Short task -> Tally up the lines carrying the string "this" and respond with only the resulting number.

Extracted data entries
## START

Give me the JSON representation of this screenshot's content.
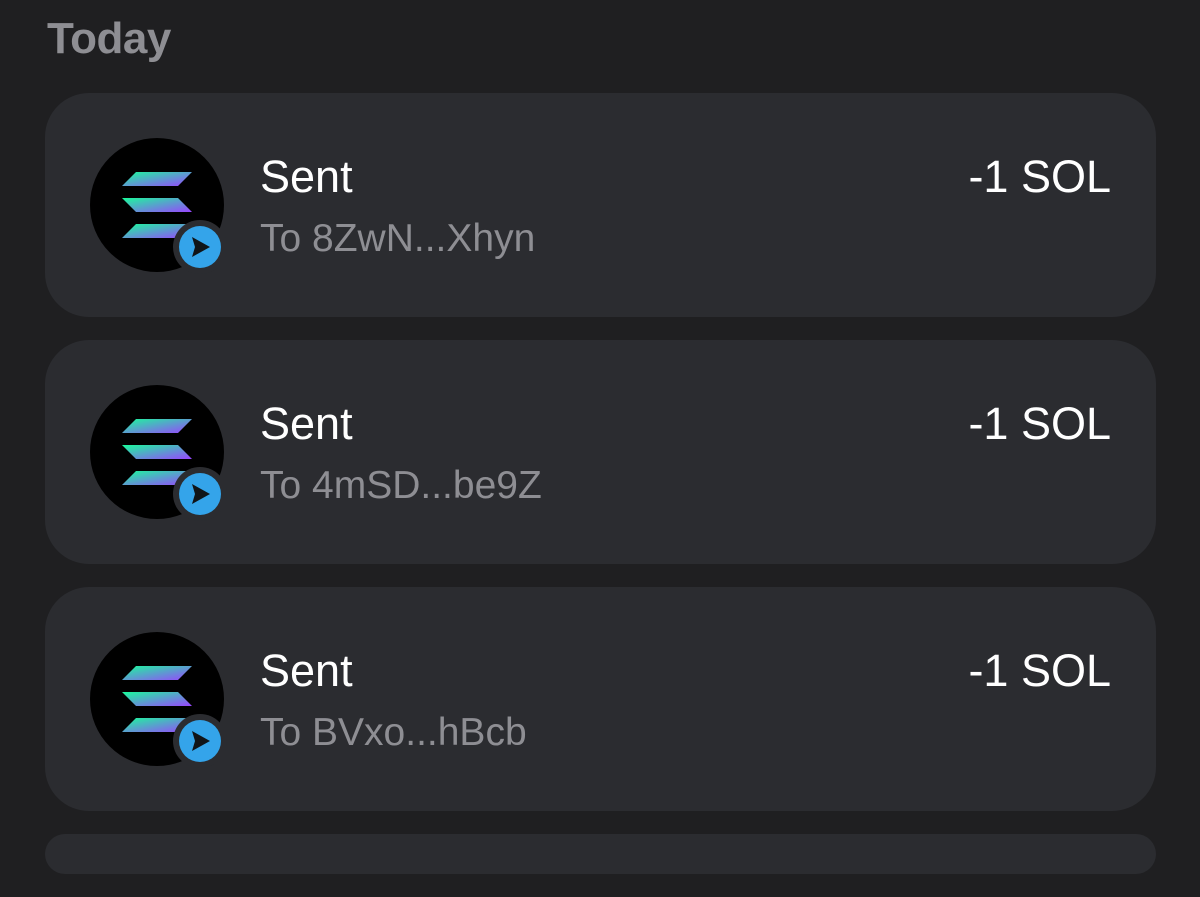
{
  "section": {
    "title": "Today"
  },
  "transactions": [
    {
      "title": "Sent",
      "subtitle": "To 8ZwN...Xhyn",
      "amount": "-1 SOL",
      "token_icon": "solana-icon",
      "badge_icon": "send-icon"
    },
    {
      "title": "Sent",
      "subtitle": "To 4mSD...be9Z",
      "amount": "-1 SOL",
      "token_icon": "solana-icon",
      "badge_icon": "send-icon"
    },
    {
      "title": "Sent",
      "subtitle": "To BVxo...hBcb",
      "amount": "-1 SOL",
      "token_icon": "solana-icon",
      "badge_icon": "send-icon"
    }
  ],
  "colors": {
    "background": "#1f1f21",
    "card": "#2b2c30",
    "primary_text": "#ffffff",
    "secondary_text": "#8e8e93",
    "badge": "#34a4ea",
    "solana_gradient_start": "#19fb9b",
    "solana_gradient_end": "#9945ff"
  }
}
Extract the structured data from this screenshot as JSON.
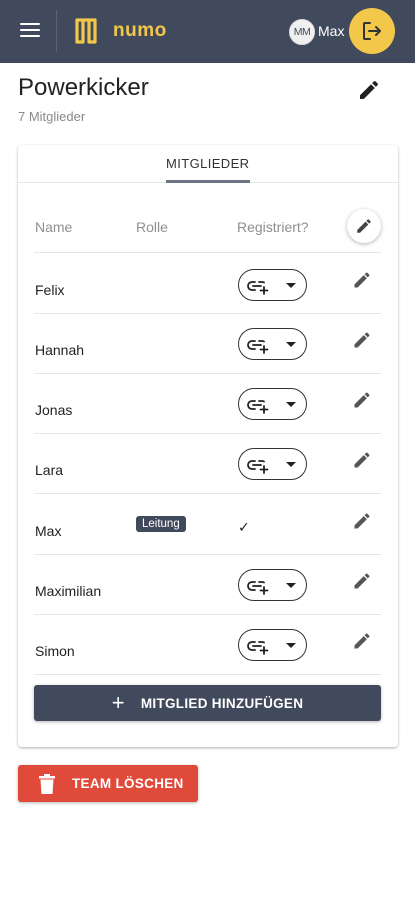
{
  "app": {
    "logo_text": "numo",
    "brand_color": "#f3c84a",
    "header_color": "#414a5c"
  },
  "user": {
    "initials": "MM",
    "name": "Max"
  },
  "team": {
    "title": "Powerkicker",
    "member_count": "7 Mitglieder"
  },
  "tabs": [
    {
      "label": "MITGLIEDER",
      "active": true
    }
  ],
  "table": {
    "headers": {
      "name": "Name",
      "role": "Rolle",
      "registered": "Registriert?"
    },
    "rows": [
      {
        "name": "Felix",
        "role": "",
        "registered": "link-select"
      },
      {
        "name": "Hannah",
        "role": "",
        "registered": "link-select"
      },
      {
        "name": "Jonas",
        "role": "",
        "registered": "link-select"
      },
      {
        "name": "Lara",
        "role": "",
        "registered": "link-select"
      },
      {
        "name": "Max",
        "role": "Leitung",
        "registered": "✓"
      },
      {
        "name": "Maximilian",
        "role": "",
        "registered": "link-select"
      },
      {
        "name": "Simon",
        "role": "",
        "registered": "link-select"
      }
    ]
  },
  "actions": {
    "add_member": "MITGLIED HINZUFÜGEN",
    "delete_team": "TEAM LÖSCHEN",
    "delete_color": "#e04a3a"
  },
  "icons": [
    "menu-icon",
    "logo-icon",
    "logout-icon",
    "edit-icon",
    "link-add-icon",
    "caret-down-icon",
    "plus-icon",
    "trash-icon"
  ]
}
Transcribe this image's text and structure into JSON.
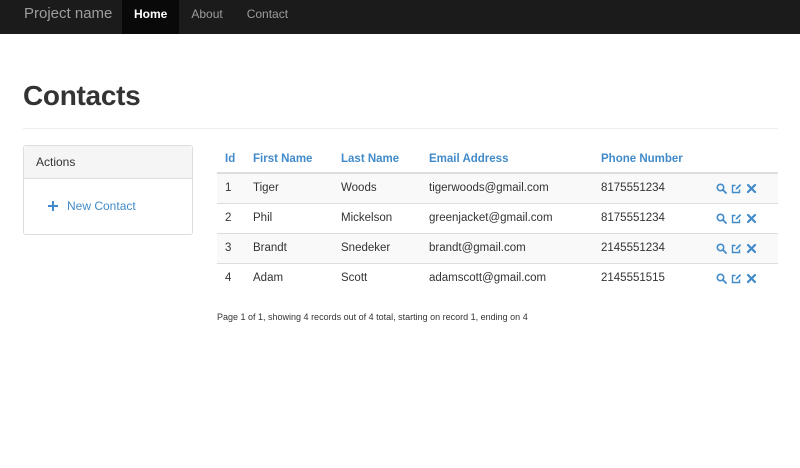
{
  "navbar": {
    "brand": "Project name",
    "items": [
      {
        "label": "Home",
        "active": true
      },
      {
        "label": "About",
        "active": false
      },
      {
        "label": "Contact",
        "active": false
      }
    ]
  },
  "page": {
    "title": "Contacts"
  },
  "actions_panel": {
    "heading": "Actions",
    "new_contact_label": "New Contact",
    "icon": "plus-icon"
  },
  "table": {
    "columns": [
      "Id",
      "First Name",
      "Last Name",
      "Email Address",
      "Phone Number"
    ],
    "rows": [
      {
        "id": "1",
        "first": "Tiger",
        "last": "Woods",
        "email": "tigerwoods@gmail.com",
        "phone": "8175551234"
      },
      {
        "id": "2",
        "first": "Phil",
        "last": "Mickelson",
        "email": "greenjacket@gmail.com",
        "phone": "8175551234"
      },
      {
        "id": "3",
        "first": "Brandt",
        "last": "Snedeker",
        "email": "brandt@gmail.com",
        "phone": "2145551234"
      },
      {
        "id": "4",
        "first": "Adam",
        "last": "Scott",
        "email": "adamscott@gmail.com",
        "phone": "2145551515"
      }
    ],
    "row_action_icons": [
      "search-icon",
      "edit-icon",
      "delete-icon"
    ]
  },
  "pager": {
    "text": "Page 1 of 1, showing 4 records out of 4 total, starting on record 1, ending on 4"
  },
  "colors": {
    "navbar_bg": "#1b1b1b",
    "link": "#428bca",
    "text": "#333333"
  }
}
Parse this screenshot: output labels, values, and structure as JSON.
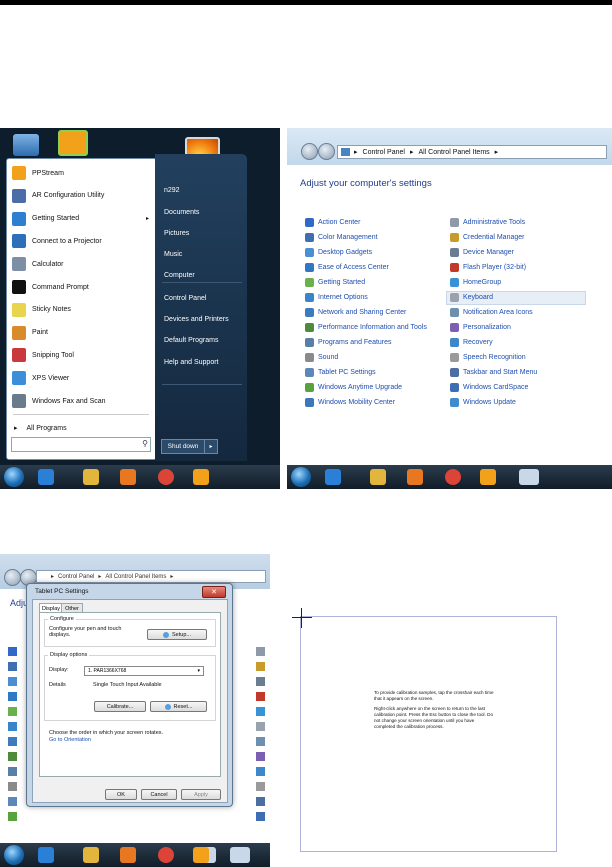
{
  "start_menu": {
    "left_items": [
      {
        "label": "PPStream",
        "color": "#f2a11a",
        "arrow": false
      },
      {
        "label": "AR Configuration Utility",
        "color": "#4b6ea8",
        "arrow": false
      },
      {
        "label": "Getting Started",
        "color": "#2d7fd0",
        "arrow": true
      },
      {
        "label": "Connect to a Projector",
        "color": "#2d6fb8",
        "arrow": false
      },
      {
        "label": "Calculator",
        "color": "#7c8fa4",
        "arrow": false
      },
      {
        "label": "Command Prompt",
        "color": "#111111",
        "arrow": false
      },
      {
        "label": "Sticky Notes",
        "color": "#e8d44d",
        "arrow": false
      },
      {
        "label": "Paint",
        "color": "#d98a2b",
        "arrow": false
      },
      {
        "label": "Snipping Tool",
        "color": "#c8383c",
        "arrow": false
      },
      {
        "label": "XPS Viewer",
        "color": "#3b8fd9",
        "arrow": false
      },
      {
        "label": "Windows Fax and Scan",
        "color": "#6a7b8c",
        "arrow": false
      }
    ],
    "all_programs": "All Programs",
    "right_items": [
      "n292",
      "Documents",
      "Pictures",
      "Music",
      "Computer",
      "Control Panel",
      "Devices and Printers",
      "Default Programs",
      "Help and Support"
    ],
    "shutdown": "Shut down",
    "shutdown_arrow": "▸",
    "all_programs_arrow": "▸",
    "search_icon": "⚲"
  },
  "control_panel": {
    "breadcrumb": [
      "Control Panel",
      "All Control Panel Items"
    ],
    "breadcrumb_sep": "▸",
    "title": "Adjust your computer's settings",
    "left_items": [
      {
        "label": "Action Center",
        "color": "#3169c6"
      },
      {
        "label": "Color Management",
        "color": "#3f6fb0"
      },
      {
        "label": "Desktop Gadgets",
        "color": "#4a8fd1"
      },
      {
        "label": "Ease of Access Center",
        "color": "#2f78c4"
      },
      {
        "label": "Getting Started",
        "color": "#6ab04c"
      },
      {
        "label": "Internet Options",
        "color": "#3a84c9"
      },
      {
        "label": "Network and Sharing Center",
        "color": "#3d7bbf"
      },
      {
        "label": "Performance Information and Tools",
        "color": "#4f8a3a"
      },
      {
        "label": "Programs and Features",
        "color": "#5a7fa6"
      },
      {
        "label": "Sound",
        "color": "#8a8a8a"
      },
      {
        "label": "Tablet PC Settings",
        "color": "#5d87b8"
      },
      {
        "label": "Windows Anytime Upgrade",
        "color": "#58a33e"
      },
      {
        "label": "Windows Mobility Center",
        "color": "#3a78b8"
      }
    ],
    "right_items": [
      {
        "label": "Administrative Tools",
        "color": "#8f9aa8"
      },
      {
        "label": "Credential Manager",
        "color": "#c89b2f"
      },
      {
        "label": "Device Manager",
        "color": "#6b7d90"
      },
      {
        "label": "Flash Player (32-bit)",
        "color": "#c0392b"
      },
      {
        "label": "HomeGroup",
        "color": "#3a92d6"
      },
      {
        "label": "Keyboard",
        "color": "#9aa3ad"
      },
      {
        "label": "Notification Area Icons",
        "color": "#6d8fb0"
      },
      {
        "label": "Personalization",
        "color": "#7c5fb0"
      },
      {
        "label": "Recovery",
        "color": "#3d88c8"
      },
      {
        "label": "Speech Recognition",
        "color": "#9a9a9a"
      },
      {
        "label": "Taskbar and Start Menu",
        "color": "#4a6fa0"
      },
      {
        "label": "Windows CardSpace",
        "color": "#3d6eb4"
      },
      {
        "label": "Windows Update",
        "color": "#3f8bd0"
      }
    ]
  },
  "tablet_dialog": {
    "breadcrumb": [
      "Control Panel",
      "All Control Panel Items"
    ],
    "breadcrumb_sep": "▸",
    "bg_title_fragment": "Adju",
    "title": "Tablet PC Settings",
    "close": "✕",
    "tabs": [
      "Display",
      "Other"
    ],
    "configure_label": "Configure",
    "configure_text": "Configure your pen and touch displays.",
    "setup_button": "Setup...",
    "display_options_label": "Display options",
    "display_label": "Display:",
    "display_value": "1. PAR1366X768",
    "display_dropdown_arrow": "▾",
    "details_label": "Details",
    "details_value": "Single Touch Input Available",
    "calibrate_button": "Calibrate...",
    "reset_button": "Reset...",
    "orientation_text": "Choose the order in which your screen rotates.",
    "orientation_link": "Go to Orientation",
    "ok": "OK",
    "cancel": "Cancel",
    "apply": "Apply"
  },
  "calibration": {
    "para1": "To provide calibration samples, tap the crosshair each time that it appears on the screen.",
    "para2": "Right-click anywhere on the screen to return to the last calibration point. Press the Esc button to close the tool. Do not change your screen orientation until you have completed the calibration process."
  },
  "taskbar": {
    "icons": [
      {
        "name": "start-orb",
        "color": "#1c6fb6"
      },
      {
        "name": "ie-icon",
        "color": "#2a7fd6"
      },
      {
        "name": "explorer-icon",
        "color": "#e2b53c"
      },
      {
        "name": "media-player-icon",
        "color": "#e87722"
      },
      {
        "name": "chrome-icon",
        "color": "#db4437"
      },
      {
        "name": "ppstream-icon",
        "color": "#f2a11a"
      }
    ]
  }
}
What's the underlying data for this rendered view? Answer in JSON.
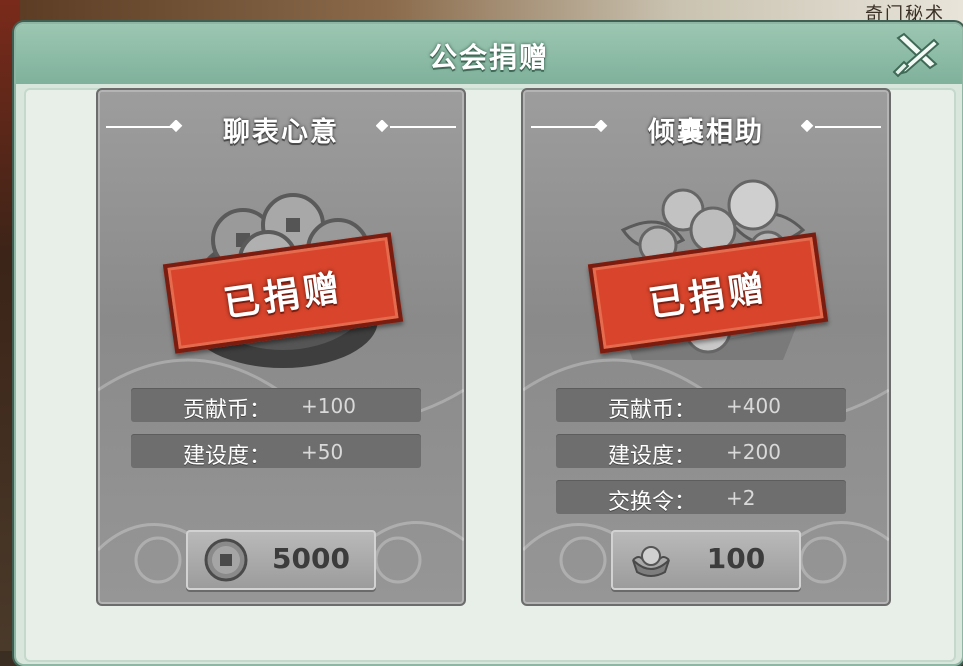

## END

Task answer -> 5